Direction.
Copy out each line of the data that holds the word "image".

Dataset excerpts.
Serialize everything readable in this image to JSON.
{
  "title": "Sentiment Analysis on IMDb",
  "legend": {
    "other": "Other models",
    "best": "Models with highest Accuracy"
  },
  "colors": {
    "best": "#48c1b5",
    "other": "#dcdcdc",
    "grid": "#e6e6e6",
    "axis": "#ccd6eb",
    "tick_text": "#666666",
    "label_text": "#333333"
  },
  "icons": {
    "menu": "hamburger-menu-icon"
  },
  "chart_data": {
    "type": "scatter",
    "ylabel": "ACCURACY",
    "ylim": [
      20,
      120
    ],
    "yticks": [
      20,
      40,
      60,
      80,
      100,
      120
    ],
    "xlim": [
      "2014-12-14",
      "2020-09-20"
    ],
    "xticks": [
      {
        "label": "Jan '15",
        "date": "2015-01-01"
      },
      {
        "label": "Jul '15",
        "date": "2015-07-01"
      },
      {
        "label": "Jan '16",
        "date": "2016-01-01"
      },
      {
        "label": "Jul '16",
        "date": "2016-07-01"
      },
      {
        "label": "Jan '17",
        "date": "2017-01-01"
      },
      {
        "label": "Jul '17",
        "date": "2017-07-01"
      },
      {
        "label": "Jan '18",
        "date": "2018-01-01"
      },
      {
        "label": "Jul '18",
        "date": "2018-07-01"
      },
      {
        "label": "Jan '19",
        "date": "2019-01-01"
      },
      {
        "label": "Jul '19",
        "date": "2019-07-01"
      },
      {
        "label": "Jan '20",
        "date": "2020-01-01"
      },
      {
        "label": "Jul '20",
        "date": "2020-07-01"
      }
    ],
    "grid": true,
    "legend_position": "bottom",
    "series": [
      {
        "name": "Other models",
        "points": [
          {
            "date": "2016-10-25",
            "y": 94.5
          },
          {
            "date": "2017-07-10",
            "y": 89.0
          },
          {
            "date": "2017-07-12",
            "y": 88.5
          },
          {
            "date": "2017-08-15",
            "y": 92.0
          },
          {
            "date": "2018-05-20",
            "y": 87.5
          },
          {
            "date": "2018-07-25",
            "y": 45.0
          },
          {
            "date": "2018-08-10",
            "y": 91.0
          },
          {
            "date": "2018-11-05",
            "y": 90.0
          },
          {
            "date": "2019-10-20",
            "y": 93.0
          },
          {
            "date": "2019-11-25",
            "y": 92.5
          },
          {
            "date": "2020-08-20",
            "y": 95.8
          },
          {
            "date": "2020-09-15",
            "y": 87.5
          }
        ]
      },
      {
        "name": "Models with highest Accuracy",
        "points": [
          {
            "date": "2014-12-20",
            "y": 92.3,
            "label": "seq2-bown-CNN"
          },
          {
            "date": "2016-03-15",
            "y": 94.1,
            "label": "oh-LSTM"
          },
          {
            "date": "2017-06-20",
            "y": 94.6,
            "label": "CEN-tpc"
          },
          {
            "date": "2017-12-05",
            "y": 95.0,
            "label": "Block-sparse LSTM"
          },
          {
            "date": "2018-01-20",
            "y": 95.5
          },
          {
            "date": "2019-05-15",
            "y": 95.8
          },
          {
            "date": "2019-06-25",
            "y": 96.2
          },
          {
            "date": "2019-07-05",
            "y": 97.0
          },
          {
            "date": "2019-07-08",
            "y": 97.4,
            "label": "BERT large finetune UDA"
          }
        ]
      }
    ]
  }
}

==

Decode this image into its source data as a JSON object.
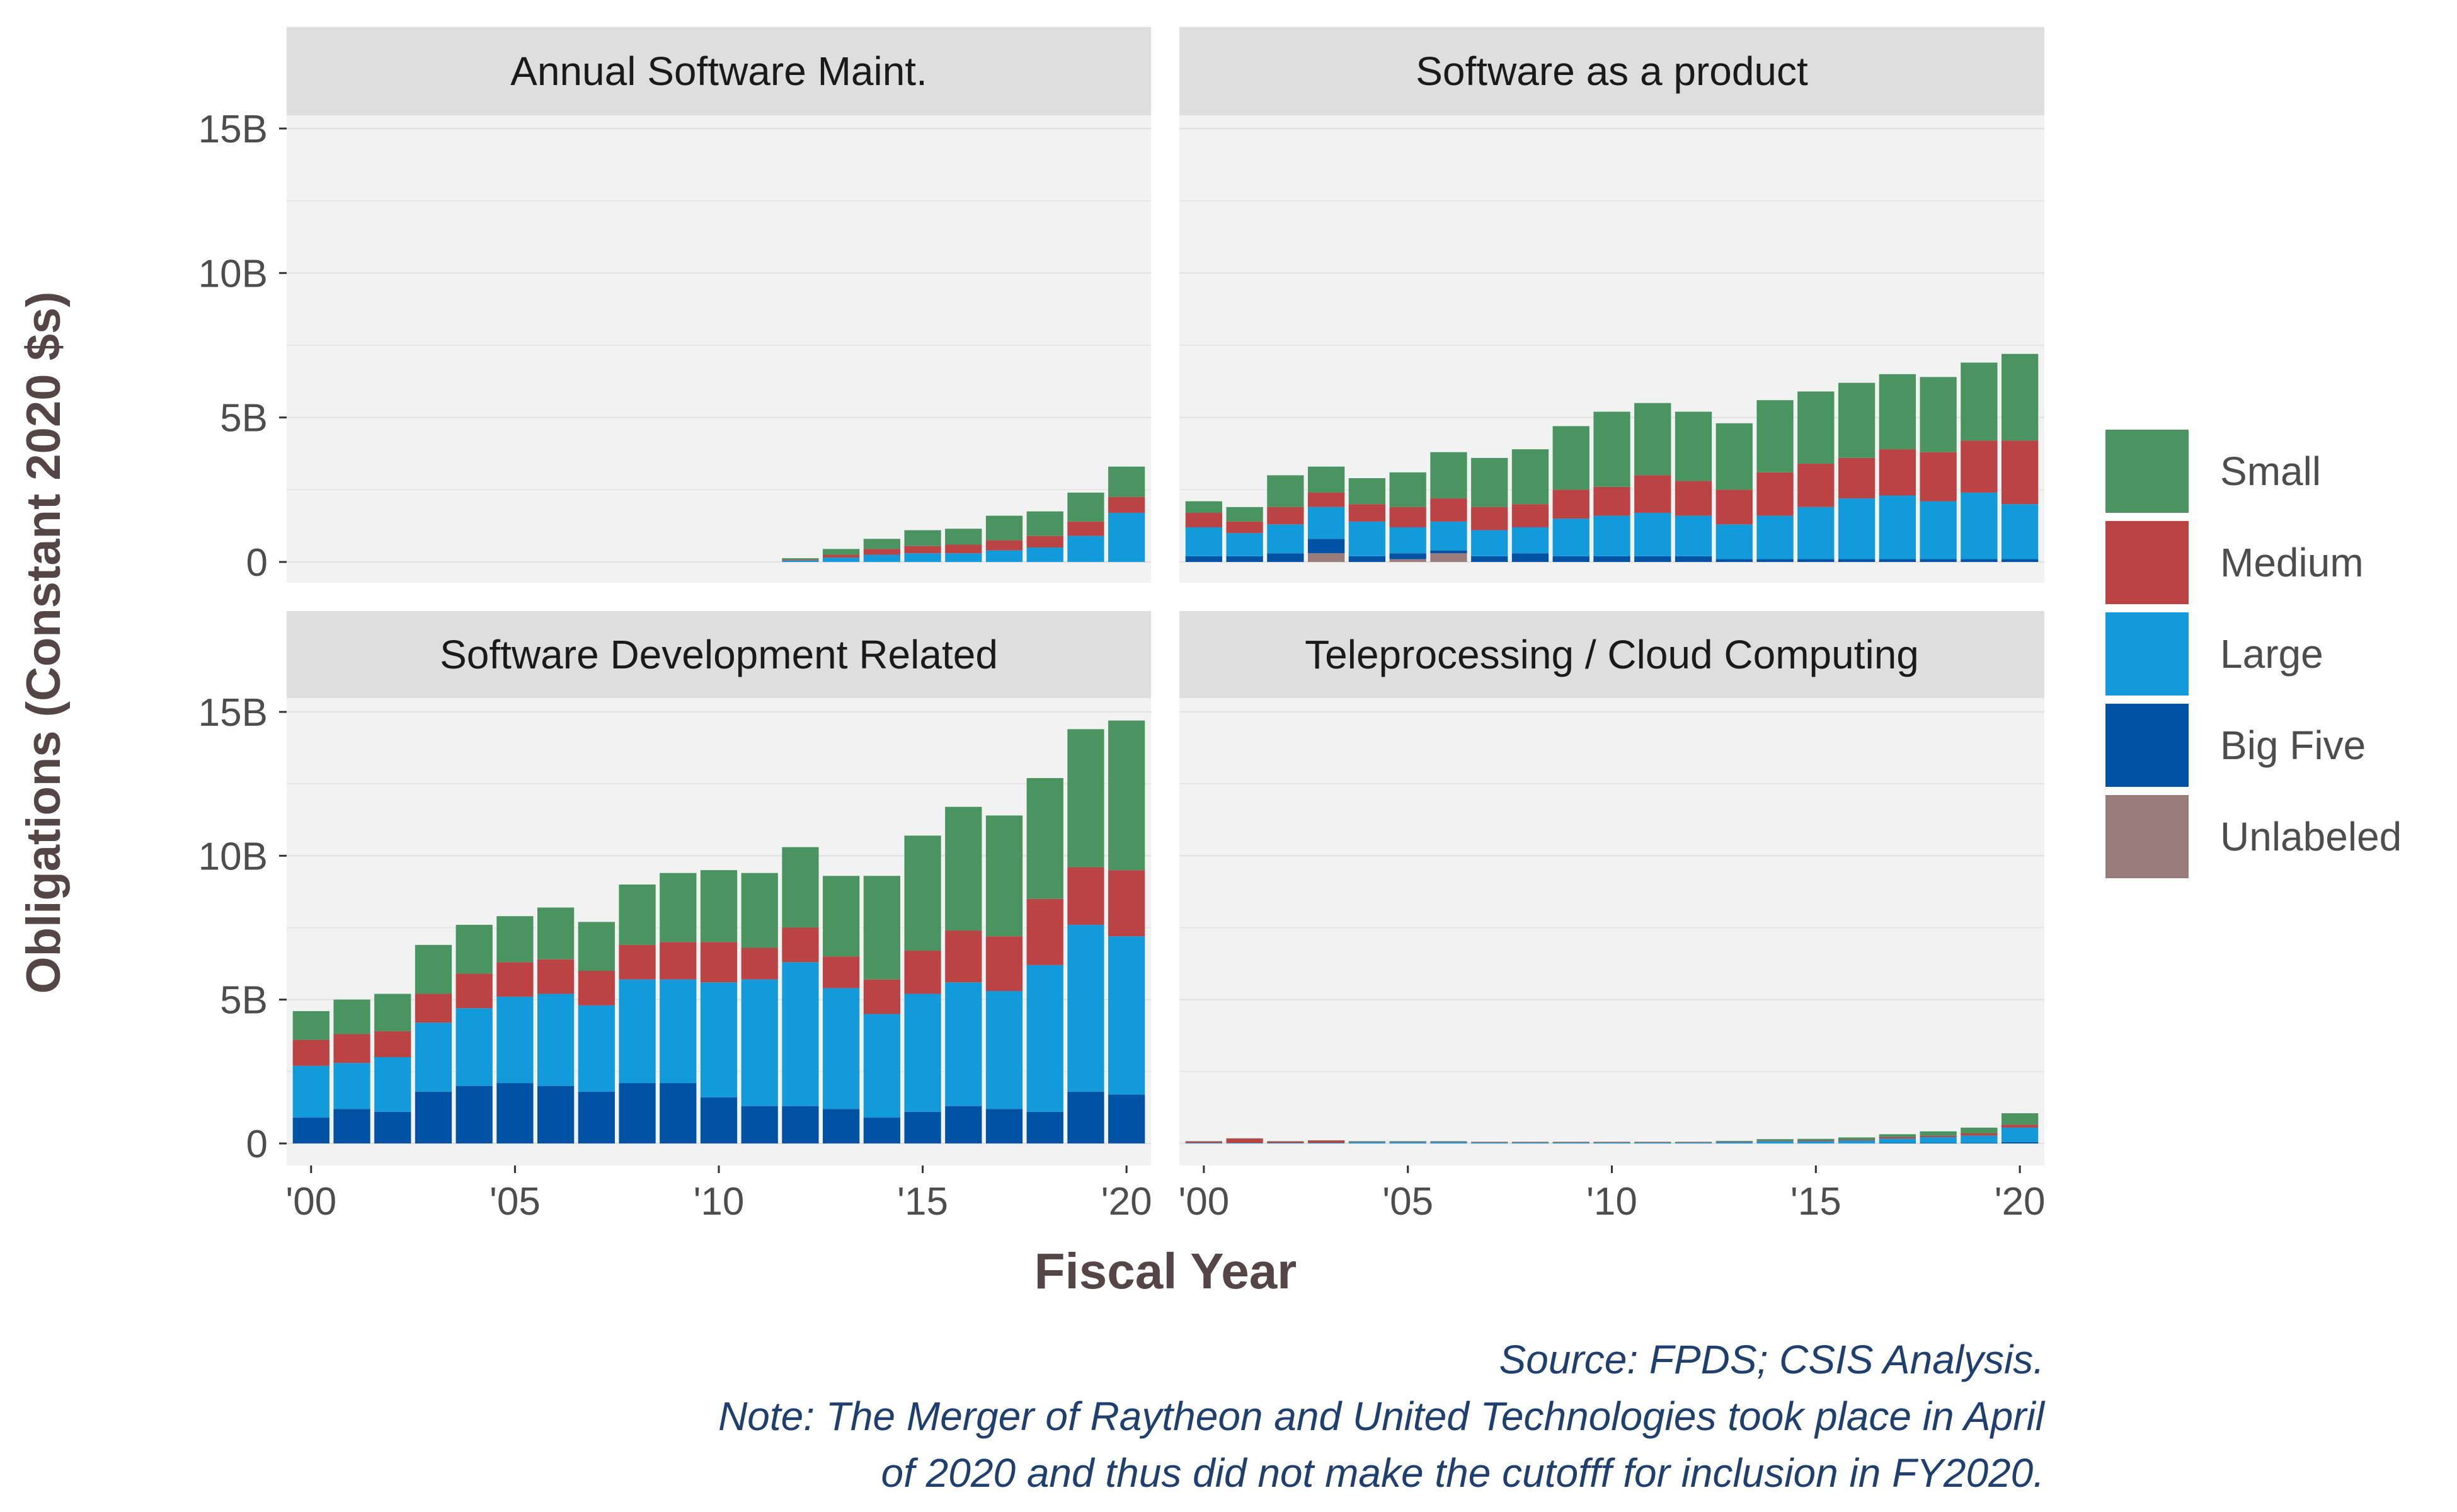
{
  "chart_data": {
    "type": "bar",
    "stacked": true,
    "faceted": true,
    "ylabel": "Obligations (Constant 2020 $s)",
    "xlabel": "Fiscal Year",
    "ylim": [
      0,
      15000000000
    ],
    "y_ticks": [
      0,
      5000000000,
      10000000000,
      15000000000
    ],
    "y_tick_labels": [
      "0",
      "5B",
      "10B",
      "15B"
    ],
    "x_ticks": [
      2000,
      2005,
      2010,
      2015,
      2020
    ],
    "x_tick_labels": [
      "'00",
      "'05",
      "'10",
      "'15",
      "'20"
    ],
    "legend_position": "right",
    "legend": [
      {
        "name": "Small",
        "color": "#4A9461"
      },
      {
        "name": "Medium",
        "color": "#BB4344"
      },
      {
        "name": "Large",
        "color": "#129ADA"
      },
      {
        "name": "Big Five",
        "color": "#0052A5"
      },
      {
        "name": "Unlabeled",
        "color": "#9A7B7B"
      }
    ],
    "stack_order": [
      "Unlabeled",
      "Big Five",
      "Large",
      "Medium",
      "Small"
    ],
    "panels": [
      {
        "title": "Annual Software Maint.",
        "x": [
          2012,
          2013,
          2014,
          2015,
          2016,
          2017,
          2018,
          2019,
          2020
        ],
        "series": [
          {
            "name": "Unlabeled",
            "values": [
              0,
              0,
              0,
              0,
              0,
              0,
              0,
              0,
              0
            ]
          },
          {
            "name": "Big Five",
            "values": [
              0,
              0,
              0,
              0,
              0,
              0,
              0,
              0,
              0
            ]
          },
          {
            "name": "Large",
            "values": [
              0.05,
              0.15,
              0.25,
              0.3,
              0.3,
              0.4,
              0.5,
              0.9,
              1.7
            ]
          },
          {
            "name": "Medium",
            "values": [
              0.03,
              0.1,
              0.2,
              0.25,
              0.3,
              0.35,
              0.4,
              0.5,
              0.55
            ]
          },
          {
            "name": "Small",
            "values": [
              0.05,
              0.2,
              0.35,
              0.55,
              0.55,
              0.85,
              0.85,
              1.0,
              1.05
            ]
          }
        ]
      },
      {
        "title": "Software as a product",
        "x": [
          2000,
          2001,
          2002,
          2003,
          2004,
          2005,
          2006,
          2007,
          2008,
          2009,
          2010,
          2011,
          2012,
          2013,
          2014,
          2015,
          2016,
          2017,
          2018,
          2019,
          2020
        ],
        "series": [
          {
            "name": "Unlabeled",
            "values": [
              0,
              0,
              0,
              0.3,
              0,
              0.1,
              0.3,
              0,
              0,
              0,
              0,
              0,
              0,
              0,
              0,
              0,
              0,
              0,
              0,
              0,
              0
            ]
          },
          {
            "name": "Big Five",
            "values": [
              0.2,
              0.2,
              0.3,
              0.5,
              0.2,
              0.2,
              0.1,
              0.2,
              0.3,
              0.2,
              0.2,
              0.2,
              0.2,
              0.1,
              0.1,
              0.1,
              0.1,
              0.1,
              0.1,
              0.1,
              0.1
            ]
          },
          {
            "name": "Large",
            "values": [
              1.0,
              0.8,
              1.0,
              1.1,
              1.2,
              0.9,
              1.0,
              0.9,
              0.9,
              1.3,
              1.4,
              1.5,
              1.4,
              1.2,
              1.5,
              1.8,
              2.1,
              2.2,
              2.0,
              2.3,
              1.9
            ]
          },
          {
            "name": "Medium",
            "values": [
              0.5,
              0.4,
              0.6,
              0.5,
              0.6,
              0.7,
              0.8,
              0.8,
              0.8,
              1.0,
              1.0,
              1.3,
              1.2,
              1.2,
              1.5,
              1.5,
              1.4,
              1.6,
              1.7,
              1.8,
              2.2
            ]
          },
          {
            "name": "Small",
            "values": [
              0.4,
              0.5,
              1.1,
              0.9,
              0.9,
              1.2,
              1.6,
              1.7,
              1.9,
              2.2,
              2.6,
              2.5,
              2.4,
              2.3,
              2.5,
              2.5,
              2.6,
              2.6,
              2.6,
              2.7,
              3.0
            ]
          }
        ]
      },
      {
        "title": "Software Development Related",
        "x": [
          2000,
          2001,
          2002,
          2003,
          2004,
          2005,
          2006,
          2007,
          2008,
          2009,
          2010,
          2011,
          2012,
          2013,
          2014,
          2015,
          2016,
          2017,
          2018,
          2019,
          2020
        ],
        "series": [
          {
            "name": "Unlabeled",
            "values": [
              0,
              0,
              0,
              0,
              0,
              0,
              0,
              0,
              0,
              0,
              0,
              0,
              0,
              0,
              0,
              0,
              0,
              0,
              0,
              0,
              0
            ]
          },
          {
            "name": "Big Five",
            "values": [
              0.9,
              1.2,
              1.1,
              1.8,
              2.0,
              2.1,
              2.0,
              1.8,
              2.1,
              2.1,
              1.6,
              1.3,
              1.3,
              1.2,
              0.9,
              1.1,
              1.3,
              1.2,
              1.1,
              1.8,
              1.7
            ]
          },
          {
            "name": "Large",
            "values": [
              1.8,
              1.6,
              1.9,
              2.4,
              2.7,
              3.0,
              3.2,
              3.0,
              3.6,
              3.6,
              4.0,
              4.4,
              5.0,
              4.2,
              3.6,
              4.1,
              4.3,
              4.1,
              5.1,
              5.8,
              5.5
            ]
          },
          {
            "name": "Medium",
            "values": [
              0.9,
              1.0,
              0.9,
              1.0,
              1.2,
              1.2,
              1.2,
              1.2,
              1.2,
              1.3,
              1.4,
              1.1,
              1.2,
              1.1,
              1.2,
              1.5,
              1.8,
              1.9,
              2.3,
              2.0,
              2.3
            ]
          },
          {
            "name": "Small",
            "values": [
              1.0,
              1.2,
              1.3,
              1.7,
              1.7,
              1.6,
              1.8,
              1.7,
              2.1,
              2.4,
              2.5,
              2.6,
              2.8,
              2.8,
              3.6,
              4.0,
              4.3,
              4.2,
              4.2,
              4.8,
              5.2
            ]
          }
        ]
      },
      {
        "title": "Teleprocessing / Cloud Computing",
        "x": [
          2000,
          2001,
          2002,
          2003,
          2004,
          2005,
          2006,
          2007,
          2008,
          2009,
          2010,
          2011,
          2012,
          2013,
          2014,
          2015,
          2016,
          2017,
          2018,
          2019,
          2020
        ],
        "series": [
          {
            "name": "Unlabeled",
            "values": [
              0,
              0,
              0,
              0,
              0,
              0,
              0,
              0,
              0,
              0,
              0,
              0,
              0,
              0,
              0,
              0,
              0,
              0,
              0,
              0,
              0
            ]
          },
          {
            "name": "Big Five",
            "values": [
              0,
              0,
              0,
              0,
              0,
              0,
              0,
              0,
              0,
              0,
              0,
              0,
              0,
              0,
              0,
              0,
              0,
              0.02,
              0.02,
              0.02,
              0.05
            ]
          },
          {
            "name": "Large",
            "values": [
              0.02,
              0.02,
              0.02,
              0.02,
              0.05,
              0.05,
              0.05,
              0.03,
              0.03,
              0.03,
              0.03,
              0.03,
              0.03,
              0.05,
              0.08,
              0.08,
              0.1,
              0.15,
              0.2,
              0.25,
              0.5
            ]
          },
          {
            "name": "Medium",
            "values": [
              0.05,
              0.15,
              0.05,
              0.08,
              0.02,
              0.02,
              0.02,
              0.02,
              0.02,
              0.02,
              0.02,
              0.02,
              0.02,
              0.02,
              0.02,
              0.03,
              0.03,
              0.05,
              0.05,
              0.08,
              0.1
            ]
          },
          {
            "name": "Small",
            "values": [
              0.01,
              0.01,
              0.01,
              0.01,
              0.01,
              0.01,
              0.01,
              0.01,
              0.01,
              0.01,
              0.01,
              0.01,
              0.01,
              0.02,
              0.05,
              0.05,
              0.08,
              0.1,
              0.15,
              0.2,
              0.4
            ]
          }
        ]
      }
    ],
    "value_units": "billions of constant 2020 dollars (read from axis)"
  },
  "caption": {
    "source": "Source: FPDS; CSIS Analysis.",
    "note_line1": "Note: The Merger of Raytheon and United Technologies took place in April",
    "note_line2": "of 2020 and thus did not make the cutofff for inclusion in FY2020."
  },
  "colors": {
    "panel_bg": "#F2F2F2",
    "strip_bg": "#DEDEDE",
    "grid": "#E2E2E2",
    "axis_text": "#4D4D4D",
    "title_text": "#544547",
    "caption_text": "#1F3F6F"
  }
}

Response.
Serialize everything readable in this image to JSON.
Decode this image into its source data as a JSON object.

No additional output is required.